>> BEGIN Recorded information
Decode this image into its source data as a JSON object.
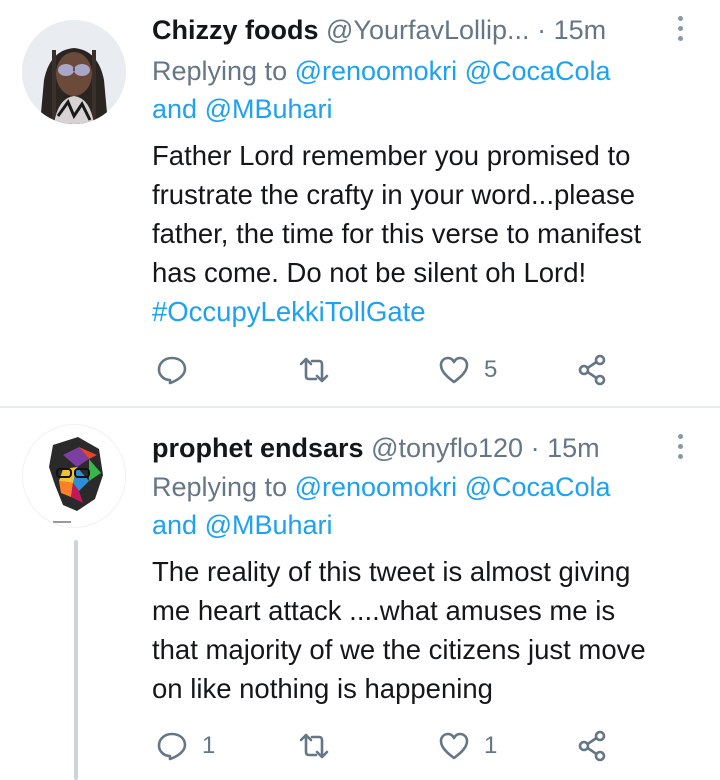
{
  "tweets": [
    {
      "display_name": "Chizzy foods",
      "handle": "@YourfavLollip...",
      "separator": "·",
      "time": "15m",
      "replying_prefix": "Replying to",
      "mention_1": "@renoomokri",
      "mention_2": "@CocaCola",
      "and_word": "and",
      "mention_3": "@MBuhari",
      "text_lines": [
        "Father Lord remember you promised to",
        "frustrate the crafty in your word...please",
        "father, the time for this verse to manifest",
        "has come. Do not be silent oh Lord!"
      ],
      "hashtag": "#OccupyLekkiTollGate",
      "reply_count": "",
      "retweet_count": "",
      "like_count": "5"
    },
    {
      "display_name": "prophet endsars",
      "handle": "@tonyflo120",
      "separator": "·",
      "time": "15m",
      "replying_prefix": "Replying to",
      "mention_1": "@renoomokri",
      "mention_2": "@CocaCola",
      "and_word": "and",
      "mention_3": "@MBuhari",
      "text_lines": [
        "The reality of this tweet is almost giving",
        "me heart attack ....what amuses me is",
        "that majority of we the citizens just move",
        "on like nothing is happening"
      ],
      "reply_count": "1",
      "retweet_count": "",
      "like_count": "1"
    }
  ],
  "colors": {
    "link": "#1da1f2",
    "secondary_text": "#657786",
    "icon": "#657786",
    "divider": "#e6ecf0"
  },
  "icons": {
    "reply": "speech-bubble",
    "retweet": "retweet-arrows",
    "like": "heart-outline",
    "share": "share-nodes",
    "more": "vertical-dots"
  }
}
>> END Recorded information
Stated problem: The data above should be repeated exactly, minus any pictures.

Written solution:
Decode this image into its source data as a JSON object.
{
  "tweets": [
    {
      "display_name": "Chizzy foods",
      "handle": "@YourfavLollip...",
      "separator": "·",
      "time": "15m",
      "replying_prefix": "Replying to",
      "mention_1": "@renoomokri",
      "mention_2": "@CocaCola",
      "and_word": "and",
      "mention_3": "@MBuhari",
      "text_lines": [
        "Father Lord remember you promised to",
        "frustrate the crafty in your word...please",
        "father, the time for this verse to manifest",
        "has come. Do not be silent oh Lord!"
      ],
      "hashtag": "#OccupyLekkiTollGate",
      "reply_count": "",
      "retweet_count": "",
      "like_count": "5"
    },
    {
      "display_name": "prophet endsars",
      "handle": "@tonyflo120",
      "separator": "·",
      "time": "15m",
      "replying_prefix": "Replying to",
      "mention_1": "@renoomokri",
      "mention_2": "@CocaCola",
      "and_word": "and",
      "mention_3": "@MBuhari",
      "text_lines": [
        "The reality of this tweet is almost giving",
        "me heart attack ....what amuses me is",
        "that majority of we the citizens just move",
        "on like nothing is happening"
      ],
      "reply_count": "1",
      "retweet_count": "",
      "like_count": "1"
    }
  ],
  "colors": {
    "link": "#1da1f2",
    "secondary_text": "#657786",
    "icon": "#657786",
    "divider": "#e6ecf0"
  },
  "icons": {
    "reply": "speech-bubble",
    "retweet": "retweet-arrows",
    "like": "heart-outline",
    "share": "share-nodes",
    "more": "vertical-dots"
  }
}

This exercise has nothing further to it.